>> begin
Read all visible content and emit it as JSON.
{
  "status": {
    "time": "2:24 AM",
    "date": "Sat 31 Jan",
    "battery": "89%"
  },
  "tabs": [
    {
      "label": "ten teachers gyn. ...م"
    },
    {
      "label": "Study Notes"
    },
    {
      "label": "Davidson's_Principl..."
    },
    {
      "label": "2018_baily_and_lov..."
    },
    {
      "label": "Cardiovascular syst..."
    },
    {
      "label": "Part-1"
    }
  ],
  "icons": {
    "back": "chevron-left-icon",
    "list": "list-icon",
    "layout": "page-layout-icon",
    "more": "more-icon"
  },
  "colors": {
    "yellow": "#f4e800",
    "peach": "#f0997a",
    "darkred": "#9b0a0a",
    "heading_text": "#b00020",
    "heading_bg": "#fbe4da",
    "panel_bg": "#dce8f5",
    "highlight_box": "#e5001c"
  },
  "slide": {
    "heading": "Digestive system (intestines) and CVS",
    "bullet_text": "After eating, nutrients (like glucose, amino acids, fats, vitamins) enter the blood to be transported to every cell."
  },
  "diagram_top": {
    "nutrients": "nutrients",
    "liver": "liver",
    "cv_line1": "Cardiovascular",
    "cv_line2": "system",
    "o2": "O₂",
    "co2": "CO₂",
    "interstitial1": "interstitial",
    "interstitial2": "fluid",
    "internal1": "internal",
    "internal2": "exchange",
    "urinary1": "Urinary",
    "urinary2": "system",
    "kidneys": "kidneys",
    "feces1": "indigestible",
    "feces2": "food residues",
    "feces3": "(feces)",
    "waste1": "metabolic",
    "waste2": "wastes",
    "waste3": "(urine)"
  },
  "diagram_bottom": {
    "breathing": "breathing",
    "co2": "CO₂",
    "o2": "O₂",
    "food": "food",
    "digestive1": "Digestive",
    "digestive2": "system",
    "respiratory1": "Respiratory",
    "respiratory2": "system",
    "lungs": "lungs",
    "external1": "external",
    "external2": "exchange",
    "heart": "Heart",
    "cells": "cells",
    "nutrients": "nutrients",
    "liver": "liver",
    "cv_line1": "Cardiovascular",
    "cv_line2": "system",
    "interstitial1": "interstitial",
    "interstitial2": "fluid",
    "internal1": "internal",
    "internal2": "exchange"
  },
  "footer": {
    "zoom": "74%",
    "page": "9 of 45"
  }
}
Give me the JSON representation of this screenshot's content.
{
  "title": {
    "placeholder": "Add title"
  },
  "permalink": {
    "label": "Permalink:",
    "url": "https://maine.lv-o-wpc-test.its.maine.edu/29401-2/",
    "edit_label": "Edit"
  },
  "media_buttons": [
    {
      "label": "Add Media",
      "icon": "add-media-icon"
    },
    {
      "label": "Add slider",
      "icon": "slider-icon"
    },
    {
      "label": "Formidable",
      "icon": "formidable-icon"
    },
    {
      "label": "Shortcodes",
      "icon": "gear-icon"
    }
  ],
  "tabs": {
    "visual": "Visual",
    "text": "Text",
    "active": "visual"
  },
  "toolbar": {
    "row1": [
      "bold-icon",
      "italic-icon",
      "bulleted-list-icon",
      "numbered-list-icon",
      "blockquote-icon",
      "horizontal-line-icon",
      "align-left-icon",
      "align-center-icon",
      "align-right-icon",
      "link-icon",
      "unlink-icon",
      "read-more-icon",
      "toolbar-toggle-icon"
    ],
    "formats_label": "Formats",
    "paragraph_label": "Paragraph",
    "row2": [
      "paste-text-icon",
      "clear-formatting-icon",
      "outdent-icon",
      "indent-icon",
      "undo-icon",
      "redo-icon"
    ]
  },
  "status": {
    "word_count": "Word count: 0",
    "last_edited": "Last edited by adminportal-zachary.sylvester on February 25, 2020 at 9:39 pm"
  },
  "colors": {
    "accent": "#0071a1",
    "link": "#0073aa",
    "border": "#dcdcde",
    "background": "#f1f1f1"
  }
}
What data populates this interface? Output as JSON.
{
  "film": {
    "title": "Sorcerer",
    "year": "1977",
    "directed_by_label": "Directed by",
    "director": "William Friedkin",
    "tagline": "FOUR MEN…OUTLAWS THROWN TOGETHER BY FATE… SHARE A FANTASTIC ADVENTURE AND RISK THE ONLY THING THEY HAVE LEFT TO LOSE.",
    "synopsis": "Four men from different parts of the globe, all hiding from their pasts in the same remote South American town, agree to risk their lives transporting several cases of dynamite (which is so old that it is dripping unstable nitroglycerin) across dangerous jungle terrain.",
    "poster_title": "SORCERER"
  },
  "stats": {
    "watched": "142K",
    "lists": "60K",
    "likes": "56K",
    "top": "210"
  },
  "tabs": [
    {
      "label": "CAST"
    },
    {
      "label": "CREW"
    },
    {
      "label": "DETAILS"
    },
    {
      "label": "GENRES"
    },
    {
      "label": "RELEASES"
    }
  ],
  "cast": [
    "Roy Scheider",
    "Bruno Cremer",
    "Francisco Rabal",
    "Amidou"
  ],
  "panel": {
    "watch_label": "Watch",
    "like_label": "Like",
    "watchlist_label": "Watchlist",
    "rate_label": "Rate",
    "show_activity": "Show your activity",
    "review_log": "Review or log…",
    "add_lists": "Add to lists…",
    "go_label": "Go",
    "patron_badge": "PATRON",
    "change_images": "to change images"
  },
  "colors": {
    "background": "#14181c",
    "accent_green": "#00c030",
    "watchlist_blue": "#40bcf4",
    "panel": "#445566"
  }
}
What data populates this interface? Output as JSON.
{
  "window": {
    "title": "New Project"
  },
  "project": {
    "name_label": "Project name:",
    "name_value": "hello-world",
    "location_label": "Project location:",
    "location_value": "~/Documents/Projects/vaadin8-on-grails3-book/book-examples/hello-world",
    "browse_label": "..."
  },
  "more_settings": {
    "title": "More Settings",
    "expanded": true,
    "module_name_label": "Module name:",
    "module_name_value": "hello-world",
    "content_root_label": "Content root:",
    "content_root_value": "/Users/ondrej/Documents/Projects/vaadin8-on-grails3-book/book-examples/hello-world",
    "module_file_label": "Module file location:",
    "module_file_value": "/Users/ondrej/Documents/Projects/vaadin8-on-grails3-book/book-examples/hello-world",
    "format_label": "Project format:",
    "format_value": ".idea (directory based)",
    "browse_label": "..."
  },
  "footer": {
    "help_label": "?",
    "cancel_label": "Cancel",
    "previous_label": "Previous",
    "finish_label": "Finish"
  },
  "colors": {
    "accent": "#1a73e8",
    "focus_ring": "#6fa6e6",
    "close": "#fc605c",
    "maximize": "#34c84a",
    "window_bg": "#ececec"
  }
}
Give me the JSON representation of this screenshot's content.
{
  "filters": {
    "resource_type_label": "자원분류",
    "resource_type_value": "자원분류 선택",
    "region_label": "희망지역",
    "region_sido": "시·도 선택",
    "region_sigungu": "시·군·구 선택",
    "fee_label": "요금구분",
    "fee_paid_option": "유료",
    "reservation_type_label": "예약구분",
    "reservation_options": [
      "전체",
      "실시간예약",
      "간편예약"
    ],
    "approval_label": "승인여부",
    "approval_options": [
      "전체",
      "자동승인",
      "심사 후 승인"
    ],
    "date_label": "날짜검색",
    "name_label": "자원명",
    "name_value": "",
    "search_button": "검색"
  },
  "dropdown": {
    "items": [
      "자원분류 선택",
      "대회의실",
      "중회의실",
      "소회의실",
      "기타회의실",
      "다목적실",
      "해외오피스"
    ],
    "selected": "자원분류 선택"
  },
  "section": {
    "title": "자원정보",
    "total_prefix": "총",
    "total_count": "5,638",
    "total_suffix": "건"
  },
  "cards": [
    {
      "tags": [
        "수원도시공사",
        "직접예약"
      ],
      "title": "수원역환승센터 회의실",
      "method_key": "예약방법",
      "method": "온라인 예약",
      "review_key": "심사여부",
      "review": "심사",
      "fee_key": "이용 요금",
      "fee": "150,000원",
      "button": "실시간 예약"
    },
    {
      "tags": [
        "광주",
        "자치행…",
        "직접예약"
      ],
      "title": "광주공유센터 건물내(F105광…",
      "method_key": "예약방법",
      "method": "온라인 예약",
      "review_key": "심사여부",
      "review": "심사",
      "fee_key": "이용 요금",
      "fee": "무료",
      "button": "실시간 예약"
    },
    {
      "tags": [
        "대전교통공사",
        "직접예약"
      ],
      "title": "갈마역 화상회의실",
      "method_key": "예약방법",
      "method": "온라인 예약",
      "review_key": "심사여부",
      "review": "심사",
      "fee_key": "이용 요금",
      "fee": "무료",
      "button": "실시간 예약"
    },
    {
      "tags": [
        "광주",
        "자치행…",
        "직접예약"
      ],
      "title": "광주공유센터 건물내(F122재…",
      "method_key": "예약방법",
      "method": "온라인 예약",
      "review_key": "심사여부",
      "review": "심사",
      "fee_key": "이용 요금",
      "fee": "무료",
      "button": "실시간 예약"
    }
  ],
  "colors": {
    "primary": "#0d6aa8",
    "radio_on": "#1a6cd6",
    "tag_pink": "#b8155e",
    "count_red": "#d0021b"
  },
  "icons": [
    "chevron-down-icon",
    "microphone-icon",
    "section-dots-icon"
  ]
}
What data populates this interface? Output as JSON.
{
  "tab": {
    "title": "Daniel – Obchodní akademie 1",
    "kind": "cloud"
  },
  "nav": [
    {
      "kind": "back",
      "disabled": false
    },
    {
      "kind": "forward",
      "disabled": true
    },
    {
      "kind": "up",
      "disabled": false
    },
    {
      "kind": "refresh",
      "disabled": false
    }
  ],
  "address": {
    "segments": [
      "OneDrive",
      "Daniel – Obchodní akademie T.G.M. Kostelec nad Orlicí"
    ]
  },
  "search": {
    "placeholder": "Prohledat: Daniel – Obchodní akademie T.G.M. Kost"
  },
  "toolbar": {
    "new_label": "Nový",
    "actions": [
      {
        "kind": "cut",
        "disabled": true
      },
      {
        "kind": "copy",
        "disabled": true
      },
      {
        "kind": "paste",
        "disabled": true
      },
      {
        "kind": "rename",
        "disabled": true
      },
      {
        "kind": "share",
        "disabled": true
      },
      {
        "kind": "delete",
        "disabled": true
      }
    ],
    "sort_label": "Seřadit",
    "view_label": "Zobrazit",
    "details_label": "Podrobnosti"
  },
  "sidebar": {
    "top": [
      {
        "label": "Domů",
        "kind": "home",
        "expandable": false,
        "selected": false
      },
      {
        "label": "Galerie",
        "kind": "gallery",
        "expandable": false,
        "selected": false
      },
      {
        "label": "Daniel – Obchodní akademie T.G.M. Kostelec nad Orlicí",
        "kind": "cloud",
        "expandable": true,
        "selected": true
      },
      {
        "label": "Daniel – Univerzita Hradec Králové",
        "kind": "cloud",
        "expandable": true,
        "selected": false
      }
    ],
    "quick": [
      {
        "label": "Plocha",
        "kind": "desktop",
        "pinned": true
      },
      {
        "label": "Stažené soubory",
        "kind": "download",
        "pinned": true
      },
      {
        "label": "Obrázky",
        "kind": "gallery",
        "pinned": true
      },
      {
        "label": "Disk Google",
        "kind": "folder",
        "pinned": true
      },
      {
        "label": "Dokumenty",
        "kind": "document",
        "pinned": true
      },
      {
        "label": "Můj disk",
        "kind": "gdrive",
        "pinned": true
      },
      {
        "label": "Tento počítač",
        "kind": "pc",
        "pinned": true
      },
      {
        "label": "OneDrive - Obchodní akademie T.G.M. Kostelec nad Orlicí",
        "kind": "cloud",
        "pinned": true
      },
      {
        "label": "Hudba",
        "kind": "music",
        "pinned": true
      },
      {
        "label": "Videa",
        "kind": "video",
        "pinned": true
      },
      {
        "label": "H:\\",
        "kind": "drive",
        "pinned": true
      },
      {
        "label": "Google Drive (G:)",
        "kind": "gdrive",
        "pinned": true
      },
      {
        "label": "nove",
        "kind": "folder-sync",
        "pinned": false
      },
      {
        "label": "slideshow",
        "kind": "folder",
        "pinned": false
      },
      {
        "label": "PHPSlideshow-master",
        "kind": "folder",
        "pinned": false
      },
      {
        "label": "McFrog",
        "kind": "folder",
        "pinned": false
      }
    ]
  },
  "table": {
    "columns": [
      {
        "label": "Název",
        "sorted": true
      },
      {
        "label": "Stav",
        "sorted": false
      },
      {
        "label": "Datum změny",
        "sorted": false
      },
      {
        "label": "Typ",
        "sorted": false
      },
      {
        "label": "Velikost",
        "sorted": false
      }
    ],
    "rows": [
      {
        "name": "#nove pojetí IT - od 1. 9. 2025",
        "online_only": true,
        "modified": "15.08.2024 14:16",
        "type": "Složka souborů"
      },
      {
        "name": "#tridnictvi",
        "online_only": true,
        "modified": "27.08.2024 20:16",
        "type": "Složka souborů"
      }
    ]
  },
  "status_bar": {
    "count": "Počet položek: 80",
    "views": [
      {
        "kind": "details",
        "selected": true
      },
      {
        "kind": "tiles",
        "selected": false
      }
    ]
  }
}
>> end
### What you should do
Copy all lines from the material that contain "modified".

### Response
        "modified": "15.08.2024 14:16",
        "modified": "27.08.2024 20:16",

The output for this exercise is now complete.